Start of Available records

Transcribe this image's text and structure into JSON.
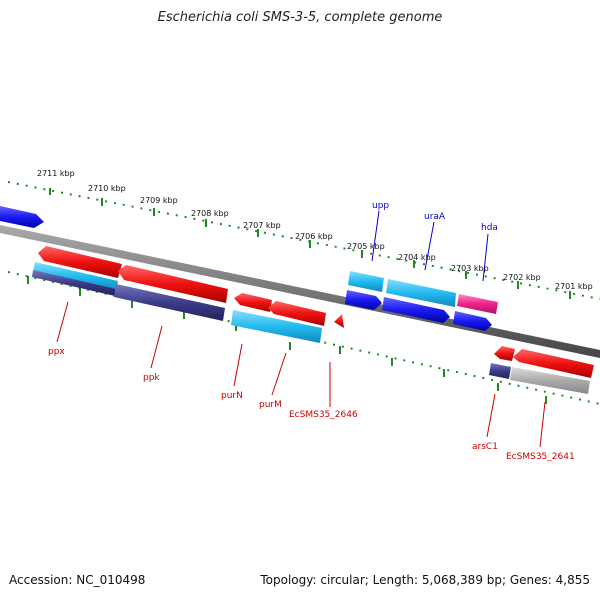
{
  "header": {
    "title": "Escherichia coli SMS-3-5, complete genome"
  },
  "footer": {
    "accession": "Accession: NC_010498",
    "summary": "Topology: circular; Length: 5,068,389 bp; Genes: 4,855"
  },
  "scale_labels": [
    "2711 kbp",
    "2710 kbp",
    "2709 kbp",
    "2708 kbp",
    "2707 kbp",
    "2706 kbp",
    "2705 kbp",
    "2704 kbp",
    "2703 kbp",
    "2702 kbp",
    "2701 kbp"
  ],
  "genes": {
    "ppx": "ppx",
    "ppk": "ppk",
    "purN": "purN",
    "purM": "purM",
    "ecsms35_2646": "EcSMS35_2646",
    "arsC1": "arsC1",
    "ecsms35_2641": "EcSMS35_2641",
    "upp": "upp",
    "uraA": "uraA",
    "hda": "hda"
  },
  "colors": {
    "forward_gene": "#ee1111",
    "cds_light": "#22bbee",
    "cds_dark": "#3b3b8a",
    "cds_blue": "#1a1aee",
    "cds_magenta": "#ee2288",
    "cds_gray": "#aaaaaa",
    "backbone": "#777777",
    "tick": "#228822"
  }
}
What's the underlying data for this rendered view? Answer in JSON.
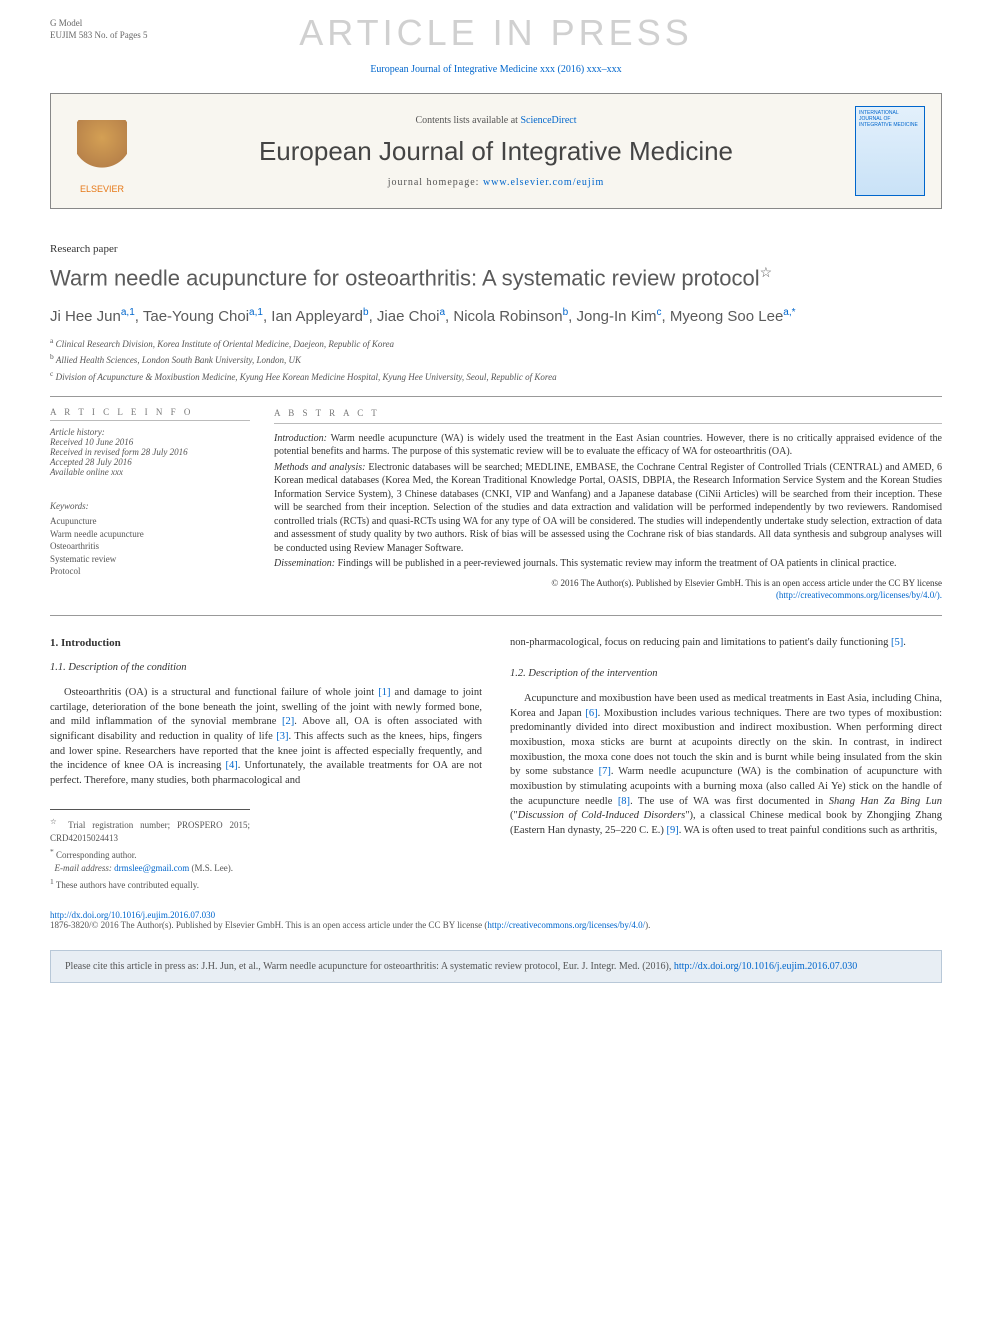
{
  "gmodel": {
    "line1": "G Model",
    "line2": "EUJIM 583 No. of Pages 5"
  },
  "watermark": "ARTICLE IN PRESS",
  "citation_top": "European Journal of Integrative Medicine xxx (2016) xxx–xxx",
  "journal_box": {
    "elsevier": "ELSEVIER",
    "contents_prefix": "Contents lists available at ",
    "contents_link": "ScienceDirect",
    "journal_title": "European Journal of Integrative Medicine",
    "homepage_prefix": "journal homepage: ",
    "homepage_link": "www.elsevier.com/eujim",
    "cover_text": "INTERNATIONAL JOURNAL OF\nINTEGRATIVE\nMEDICINE"
  },
  "paper_type": "Research paper",
  "title": "Warm needle acupuncture for osteoarthritis: A systematic review protocol",
  "title_star": "☆",
  "authors_html": "Ji Hee Jun<sup>a,1</sup>, Tae-Young Choi<sup>a,1</sup>, Ian Appleyard<sup>b</sup>, Jiae Choi<sup>a</sup>, Nicola Robinson<sup>b</sup>, Jong-In Kim<sup>c</sup>, Myeong Soo Lee<sup>a,*</sup>",
  "affiliations": {
    "a": "Clinical Research Division, Korea Institute of Oriental Medicine, Daejeon, Republic of Korea",
    "b": "Allied Health Sciences, London South Bank University, London, UK",
    "c": "Division of Acupuncture & Moxibustion Medicine, Kyung Hee Korean Medicine Hospital, Kyung Hee University, Seoul, Republic of Korea"
  },
  "article_info": {
    "heading": "A R T I C L E   I N F O",
    "history_label": "Article history:",
    "received": "Received 10 June 2016",
    "revised": "Received in revised form 28 July 2016",
    "accepted": "Accepted 28 July 2016",
    "online": "Available online xxx",
    "keywords_label": "Keywords:",
    "keywords": [
      "Acupuncture",
      "Warm needle acupuncture",
      "Osteoarthritis",
      "Systematic review",
      "Protocol"
    ]
  },
  "abstract": {
    "heading": "A B S T R A C T",
    "intro_label": "Introduction:",
    "intro": " Warm needle acupuncture (WA) is widely used the treatment in the East Asian countries. However, there is no critically appraised evidence of the potential benefits and harms. The purpose of this systematic review will be to evaluate the efficacy of WA for osteoarthritis (OA).",
    "methods_label": "Methods and analysis:",
    "methods": " Electronic databases will be searched; MEDLINE, EMBASE, the Cochrane Central Register of Controlled Trials (CENTRAL) and AMED, 6 Korean medical databases (Korea Med, the Korean Traditional Knowledge Portal, OASIS, DBPIA, the Research Information Service System and the Korean Studies Information Service System), 3 Chinese databases (CNKI, VIP and Wanfang) and a Japanese database (CiNii Articles) will be searched from their inception. These will be searched from their inception. Selection of the studies and data extraction and validation will be performed independently by two reviewers. Randomised controlled trials (RCTs) and quasi-RCTs using WA for any type of OA will be considered. The studies will independently undertake study selection, extraction of data and assessment of study quality by two authors. Risk of bias will be assessed using the Cochrane risk of bias standards. All data synthesis and subgroup analyses will be conducted using Review Manager Software.",
    "dissem_label": "Dissemination:",
    "dissem": " Findings will be published in a peer-reviewed journals. This systematic review may inform the treatment of OA patients in clinical practice.",
    "copyright": "© 2016 The Author(s). Published by Elsevier GmbH. This is an open access article under the CC BY license",
    "copyright_link": "(http://creativecommons.org/licenses/by/4.0/)."
  },
  "sections": {
    "s1": "1. Introduction",
    "s1_1": "1.1. Description of the condition",
    "p1": "Osteoarthritis (OA) is a structural and functional failure of whole joint [1] and damage to joint cartilage, deterioration of the bone beneath the joint, swelling of the joint with newly formed bone, and mild inflammation of the synovial membrane [2]. Above all, OA is often associated with significant disability and reduction in quality of life [3]. This affects such as the knees, hips, fingers and lower spine. Researchers have reported that the knee joint is affected especially frequently, and the incidence of knee OA is increasing [4]. Unfortunately, the available treatments for OA are not perfect. Therefore, many studies, both pharmacological and",
    "p2_top": "non-pharmacological, focus on reducing pain and limitations to patient's daily functioning [5].",
    "s1_2": "1.2. Description of the intervention",
    "p3": "Acupuncture and moxibustion have been used as medical treatments in East Asia, including China, Korea and Japan [6]. Moxibustion includes various techniques. There are two types of moxibustion: predominantly divided into direct moxibustion and indirect moxibustion. When performing direct moxibustion, moxa sticks are burnt at acupoints directly on the skin. In contrast, in indirect moxibustion, the moxa cone does not touch the skin and is burnt while being insulated from the skin by some substance [7]. Warm needle acupuncture (WA) is the combination of acupuncture with moxibustion by stimulating acupoints with a burning moxa (also called Ai Ye) stick on the handle of the acupuncture needle [8]. The use of WA was first documented in Shang Han Za Bing Lun (\"Discussion of Cold-Induced Disorders\"), a classical Chinese medical book by Zhongjing Zhang (Eastern Han dynasty, 25–220 C. E.) [9]. WA is often used to treat painful conditions such as arthritis,"
  },
  "footnotes": {
    "trial": "Trial registration number; PROSPERO 2015; CRD42015024413",
    "corresp": "Corresponding author.",
    "email_label": "E-mail address:",
    "email": "drmslee@gmail.com",
    "email_name": "(M.S. Lee).",
    "equal": "These authors have contributed equally."
  },
  "doi": {
    "link": "http://dx.doi.org/10.1016/j.eujim.2016.07.030",
    "issn": "1876-3820/© 2016 The Author(s). Published by Elsevier GmbH. This is an open access article under the CC BY license (",
    "cc_link": "http://creativecommons.org/licenses/by/4.0/",
    "close": ")."
  },
  "cite_box": {
    "text": "Please cite this article in press as: J.H. Jun, et al., Warm needle acupuncture for osteoarthritis: A systematic review protocol, Eur. J. Integr. Med. (2016), ",
    "link": "http://dx.doi.org/10.1016/j.eujim.2016.07.030"
  },
  "colors": {
    "link": "#0066cc",
    "watermark": "#d0d0d0",
    "text": "#333333",
    "muted": "#555555",
    "elsevier": "#e67817",
    "box_bg": "#f8f6f0",
    "cite_bg": "#e8eef4",
    "cite_border": "#b8c8d8"
  }
}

End of Available records

The whole listing should be printed again exactly as written, images excluded.

Transcribe this image's text and structure into JSON.
{
  "header": {
    "title": "Escherichia coli SMS-3-5, complete genome"
  },
  "footer": {
    "accession": "Accession: NC_010498",
    "summary": "Topology: circular; Length: 5,068,389 bp; Genes: 4,855"
  },
  "scale_labels": [
    "2711 kbp",
    "2710 kbp",
    "2709 kbp",
    "2708 kbp",
    "2707 kbp",
    "2706 kbp",
    "2705 kbp",
    "2704 kbp",
    "2703 kbp",
    "2702 kbp",
    "2701 kbp"
  ],
  "genes": {
    "ppx": "ppx",
    "ppk": "ppk",
    "purN": "purN",
    "purM": "purM",
    "ecsms35_2646": "EcSMS35_2646",
    "arsC1": "arsC1",
    "ecsms35_2641": "EcSMS35_2641",
    "upp": "upp",
    "uraA": "uraA",
    "hda": "hda"
  },
  "colors": {
    "forward_gene": "#ee1111",
    "cds_light": "#22bbee",
    "cds_dark": "#3b3b8a",
    "cds_blue": "#1a1aee",
    "cds_magenta": "#ee2288",
    "cds_gray": "#aaaaaa",
    "backbone": "#777777",
    "tick": "#228822"
  }
}
What's the underlying data for this rendered view? Answer in JSON.
{
  "gmodel": {
    "line1": "G Model",
    "line2": "EUJIM 583 No. of Pages 5"
  },
  "watermark": "ARTICLE IN PRESS",
  "citation_top": "European Journal of Integrative Medicine xxx (2016) xxx–xxx",
  "journal_box": {
    "elsevier": "ELSEVIER",
    "contents_prefix": "Contents lists available at ",
    "contents_link": "ScienceDirect",
    "journal_title": "European Journal of Integrative Medicine",
    "homepage_prefix": "journal homepage: ",
    "homepage_link": "www.elsevier.com/eujim",
    "cover_text": "INTERNATIONAL JOURNAL OF\nINTEGRATIVE\nMEDICINE"
  },
  "paper_type": "Research paper",
  "title": "Warm needle acupuncture for osteoarthritis: A systematic review protocol",
  "title_star": "☆",
  "authors_html": "Ji Hee Jun<sup>a,1</sup>, Tae-Young Choi<sup>a,1</sup>, Ian Appleyard<sup>b</sup>, Jiae Choi<sup>a</sup>, Nicola Robinson<sup>b</sup>, Jong-In Kim<sup>c</sup>, Myeong Soo Lee<sup>a,*</sup>",
  "affiliations": {
    "a": "Clinical Research Division, Korea Institute of Oriental Medicine, Daejeon, Republic of Korea",
    "b": "Allied Health Sciences, London South Bank University, London, UK",
    "c": "Division of Acupuncture & Moxibustion Medicine, Kyung Hee Korean Medicine Hospital, Kyung Hee University, Seoul, Republic of Korea"
  },
  "article_info": {
    "heading": "A R T I C L E   I N F O",
    "history_label": "Article history:",
    "received": "Received 10 June 2016",
    "revised": "Received in revised form 28 July 2016",
    "accepted": "Accepted 28 July 2016",
    "online": "Available online xxx",
    "keywords_label": "Keywords:",
    "keywords": [
      "Acupuncture",
      "Warm needle acupuncture",
      "Osteoarthritis",
      "Systematic review",
      "Protocol"
    ]
  },
  "abstract": {
    "heading": "A B S T R A C T",
    "intro_label": "Introduction:",
    "intro": " Warm needle acupuncture (WA) is widely used the treatment in the East Asian countries. However, there is no critically appraised evidence of the potential benefits and harms. The purpose of this systematic review will be to evaluate the efficacy of WA for osteoarthritis (OA).",
    "methods_label": "Methods and analysis:",
    "methods": " Electronic databases will be searched; MEDLINE, EMBASE, the Cochrane Central Register of Controlled Trials (CENTRAL) and AMED, 6 Korean medical databases (Korea Med, the Korean Traditional Knowledge Portal, OASIS, DBPIA, the Research Information Service System and the Korean Studies Information Service System), 3 Chinese databases (CNKI, VIP and Wanfang) and a Japanese database (CiNii Articles) will be searched from their inception. These will be searched from their inception. Selection of the studies and data extraction and validation will be performed independently by two reviewers. Randomised controlled trials (RCTs) and quasi-RCTs using WA for any type of OA will be considered. The studies will independently undertake study selection, extraction of data and assessment of study quality by two authors. Risk of bias will be assessed using the Cochrane risk of bias standards. All data synthesis and subgroup analyses will be conducted using Review Manager Software.",
    "dissem_label": "Dissemination:",
    "dissem": " Findings will be published in a peer-reviewed journals. This systematic review may inform the treatment of OA patients in clinical practice.",
    "copyright": "© 2016 The Author(s). Published by Elsevier GmbH. This is an open access article under the CC BY license",
    "copyright_link": "(http://creativecommons.org/licenses/by/4.0/)."
  },
  "sections": {
    "s1": "1. Introduction",
    "s1_1": "1.1. Description of the condition",
    "p1": "Osteoarthritis (OA) is a structural and functional failure of whole joint [1] and damage to joint cartilage, deterioration of the bone beneath the joint, swelling of the joint with newly formed bone, and mild inflammation of the synovial membrane [2]. Above all, OA is often associated with significant disability and reduction in quality of life [3]. This affects such as the knees, hips, fingers and lower spine. Researchers have reported that the knee joint is affected especially frequently, and the incidence of knee OA is increasing [4]. Unfortunately, the available treatments for OA are not perfect. Therefore, many studies, both pharmacological and",
    "p2_top": "non-pharmacological, focus on reducing pain and limitations to patient's daily functioning [5].",
    "s1_2": "1.2. Description of the intervention",
    "p3": "Acupuncture and moxibustion have been used as medical treatments in East Asia, including China, Korea and Japan [6]. Moxibustion includes various techniques. There are two types of moxibustion: predominantly divided into direct moxibustion and indirect moxibustion. When performing direct moxibustion, moxa sticks are burnt at acupoints directly on the skin. In contrast, in indirect moxibustion, the moxa cone does not touch the skin and is burnt while being insulated from the skin by some substance [7]. Warm needle acupuncture (WA) is the combination of acupuncture with moxibustion by stimulating acupoints with a burning moxa (also called Ai Ye) stick on the handle of the acupuncture needle [8]. The use of WA was first documented in Shang Han Za Bing Lun (\"Discussion of Cold-Induced Disorders\"), a classical Chinese medical book by Zhongjing Zhang (Eastern Han dynasty, 25–220 C. E.) [9]. WA is often used to treat painful conditions such as arthritis,"
  },
  "footnotes": {
    "trial": "Trial registration number; PROSPERO 2015; CRD42015024413",
    "corresp": "Corresponding author.",
    "email_label": "E-mail address:",
    "email": "drmslee@gmail.com",
    "email_name": "(M.S. Lee).",
    "equal": "These authors have contributed equally."
  },
  "doi": {
    "link": "http://dx.doi.org/10.1016/j.eujim.2016.07.030",
    "issn": "1876-3820/© 2016 The Author(s). Published by Elsevier GmbH. This is an open access article under the CC BY license (",
    "cc_link": "http://creativecommons.org/licenses/by/4.0/",
    "close": ")."
  },
  "cite_box": {
    "text": "Please cite this article in press as: J.H. Jun, et al., Warm needle acupuncture for osteoarthritis: A systematic review protocol, Eur. J. Integr. Med. (2016), ",
    "link": "http://dx.doi.org/10.1016/j.eujim.2016.07.030"
  },
  "colors": {
    "link": "#0066cc",
    "watermark": "#d0d0d0",
    "text": "#333333",
    "muted": "#555555",
    "elsevier": "#e67817",
    "box_bg": "#f8f6f0",
    "cite_bg": "#e8eef4",
    "cite_border": "#b8c8d8"
  }
}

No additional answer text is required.